EXERCISE BRIEF - Return each line that holds the word "document".

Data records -
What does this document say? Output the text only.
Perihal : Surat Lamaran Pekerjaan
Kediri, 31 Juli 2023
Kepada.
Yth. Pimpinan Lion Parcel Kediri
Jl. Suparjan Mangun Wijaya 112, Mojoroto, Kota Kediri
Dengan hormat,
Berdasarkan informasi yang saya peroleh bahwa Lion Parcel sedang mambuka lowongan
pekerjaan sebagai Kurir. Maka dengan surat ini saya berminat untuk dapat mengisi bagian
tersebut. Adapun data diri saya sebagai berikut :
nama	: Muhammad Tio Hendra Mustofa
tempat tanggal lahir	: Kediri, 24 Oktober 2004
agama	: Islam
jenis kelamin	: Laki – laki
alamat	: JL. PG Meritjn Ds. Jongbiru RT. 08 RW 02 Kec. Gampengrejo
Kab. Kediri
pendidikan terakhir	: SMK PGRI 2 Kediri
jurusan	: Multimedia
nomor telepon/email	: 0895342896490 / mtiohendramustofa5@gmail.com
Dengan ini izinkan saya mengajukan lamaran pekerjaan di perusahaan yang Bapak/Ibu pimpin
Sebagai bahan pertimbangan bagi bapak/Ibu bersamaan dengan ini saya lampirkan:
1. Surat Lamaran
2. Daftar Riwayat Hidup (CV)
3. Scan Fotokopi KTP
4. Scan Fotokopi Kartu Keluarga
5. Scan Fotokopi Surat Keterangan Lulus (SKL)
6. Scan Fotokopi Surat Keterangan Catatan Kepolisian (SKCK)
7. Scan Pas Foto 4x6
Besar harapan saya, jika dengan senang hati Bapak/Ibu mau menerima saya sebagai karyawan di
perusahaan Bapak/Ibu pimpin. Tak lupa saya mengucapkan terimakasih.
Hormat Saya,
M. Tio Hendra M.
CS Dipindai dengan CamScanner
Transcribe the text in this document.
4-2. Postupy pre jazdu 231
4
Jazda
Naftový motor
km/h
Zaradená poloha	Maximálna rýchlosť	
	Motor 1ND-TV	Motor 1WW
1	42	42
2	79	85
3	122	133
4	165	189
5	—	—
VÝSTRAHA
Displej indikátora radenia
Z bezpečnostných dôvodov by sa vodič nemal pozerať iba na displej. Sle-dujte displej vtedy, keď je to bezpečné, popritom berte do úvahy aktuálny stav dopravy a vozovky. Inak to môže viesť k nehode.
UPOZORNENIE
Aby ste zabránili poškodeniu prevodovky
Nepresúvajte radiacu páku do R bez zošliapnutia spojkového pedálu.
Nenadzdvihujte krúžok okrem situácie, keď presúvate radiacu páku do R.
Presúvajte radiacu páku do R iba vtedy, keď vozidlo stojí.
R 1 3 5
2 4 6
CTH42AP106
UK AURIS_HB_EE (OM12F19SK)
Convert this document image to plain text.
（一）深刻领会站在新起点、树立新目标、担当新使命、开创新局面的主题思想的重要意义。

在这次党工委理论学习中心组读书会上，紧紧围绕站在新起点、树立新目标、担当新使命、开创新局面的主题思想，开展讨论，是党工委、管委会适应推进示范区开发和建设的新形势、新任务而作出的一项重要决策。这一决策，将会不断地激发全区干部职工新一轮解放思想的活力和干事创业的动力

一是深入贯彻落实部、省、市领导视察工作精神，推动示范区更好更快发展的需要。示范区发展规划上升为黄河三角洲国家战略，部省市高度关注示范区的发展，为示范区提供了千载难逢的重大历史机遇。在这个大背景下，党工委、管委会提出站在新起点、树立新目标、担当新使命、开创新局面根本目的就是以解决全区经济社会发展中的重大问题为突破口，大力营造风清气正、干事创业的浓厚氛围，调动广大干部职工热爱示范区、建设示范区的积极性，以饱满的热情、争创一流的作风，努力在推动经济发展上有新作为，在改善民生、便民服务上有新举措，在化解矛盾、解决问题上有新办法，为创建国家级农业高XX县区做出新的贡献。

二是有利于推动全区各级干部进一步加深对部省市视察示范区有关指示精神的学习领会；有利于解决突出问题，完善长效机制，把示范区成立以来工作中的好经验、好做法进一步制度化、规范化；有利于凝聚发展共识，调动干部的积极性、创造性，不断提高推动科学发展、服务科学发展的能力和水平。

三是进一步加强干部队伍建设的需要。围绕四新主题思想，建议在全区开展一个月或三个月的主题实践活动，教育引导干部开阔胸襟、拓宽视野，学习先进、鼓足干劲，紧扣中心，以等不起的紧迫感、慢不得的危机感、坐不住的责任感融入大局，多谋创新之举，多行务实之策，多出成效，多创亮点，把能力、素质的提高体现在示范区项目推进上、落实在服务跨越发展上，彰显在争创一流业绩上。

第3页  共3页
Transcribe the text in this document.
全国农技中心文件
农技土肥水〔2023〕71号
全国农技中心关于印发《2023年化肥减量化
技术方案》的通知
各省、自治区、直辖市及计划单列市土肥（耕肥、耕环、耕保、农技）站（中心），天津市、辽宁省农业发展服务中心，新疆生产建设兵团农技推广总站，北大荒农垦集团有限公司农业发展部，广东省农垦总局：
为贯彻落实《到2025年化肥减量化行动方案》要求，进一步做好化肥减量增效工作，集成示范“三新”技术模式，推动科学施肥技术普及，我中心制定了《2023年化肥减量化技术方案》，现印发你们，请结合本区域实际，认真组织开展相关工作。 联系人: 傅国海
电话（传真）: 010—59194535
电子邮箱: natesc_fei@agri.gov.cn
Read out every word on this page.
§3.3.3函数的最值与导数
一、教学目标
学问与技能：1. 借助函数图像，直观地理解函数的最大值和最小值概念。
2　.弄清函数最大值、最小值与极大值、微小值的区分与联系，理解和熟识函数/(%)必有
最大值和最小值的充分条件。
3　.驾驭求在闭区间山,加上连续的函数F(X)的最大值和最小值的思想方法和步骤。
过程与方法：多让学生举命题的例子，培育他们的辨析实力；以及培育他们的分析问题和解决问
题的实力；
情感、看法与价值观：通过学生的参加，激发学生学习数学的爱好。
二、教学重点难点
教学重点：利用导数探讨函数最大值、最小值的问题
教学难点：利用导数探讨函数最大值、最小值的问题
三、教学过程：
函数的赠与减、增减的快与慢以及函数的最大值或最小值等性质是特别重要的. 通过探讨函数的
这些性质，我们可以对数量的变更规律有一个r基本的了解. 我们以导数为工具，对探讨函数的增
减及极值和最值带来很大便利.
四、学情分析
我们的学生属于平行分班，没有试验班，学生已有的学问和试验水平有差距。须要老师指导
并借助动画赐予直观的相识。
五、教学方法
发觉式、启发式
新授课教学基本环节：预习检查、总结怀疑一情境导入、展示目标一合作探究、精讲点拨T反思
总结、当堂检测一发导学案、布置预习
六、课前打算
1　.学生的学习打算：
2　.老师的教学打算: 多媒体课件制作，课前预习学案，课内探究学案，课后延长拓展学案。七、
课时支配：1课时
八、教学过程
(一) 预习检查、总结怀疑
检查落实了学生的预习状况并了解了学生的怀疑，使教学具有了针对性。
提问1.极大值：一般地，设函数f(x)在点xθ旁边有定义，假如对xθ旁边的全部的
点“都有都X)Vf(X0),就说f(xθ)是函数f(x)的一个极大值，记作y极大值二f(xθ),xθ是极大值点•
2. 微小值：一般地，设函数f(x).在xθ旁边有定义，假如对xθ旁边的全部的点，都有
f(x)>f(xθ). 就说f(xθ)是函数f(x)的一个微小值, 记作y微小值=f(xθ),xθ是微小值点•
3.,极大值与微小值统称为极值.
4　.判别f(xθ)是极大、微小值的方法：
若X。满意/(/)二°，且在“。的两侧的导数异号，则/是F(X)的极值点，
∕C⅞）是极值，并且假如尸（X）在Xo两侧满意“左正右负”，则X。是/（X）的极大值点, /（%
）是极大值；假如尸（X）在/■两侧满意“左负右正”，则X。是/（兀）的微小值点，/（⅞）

EXERCISE OUTPUT -
What does this document say? Output the text only.
Transcribe the text in this document.
Convert this document image to plain text.
Transcribe the text in this document.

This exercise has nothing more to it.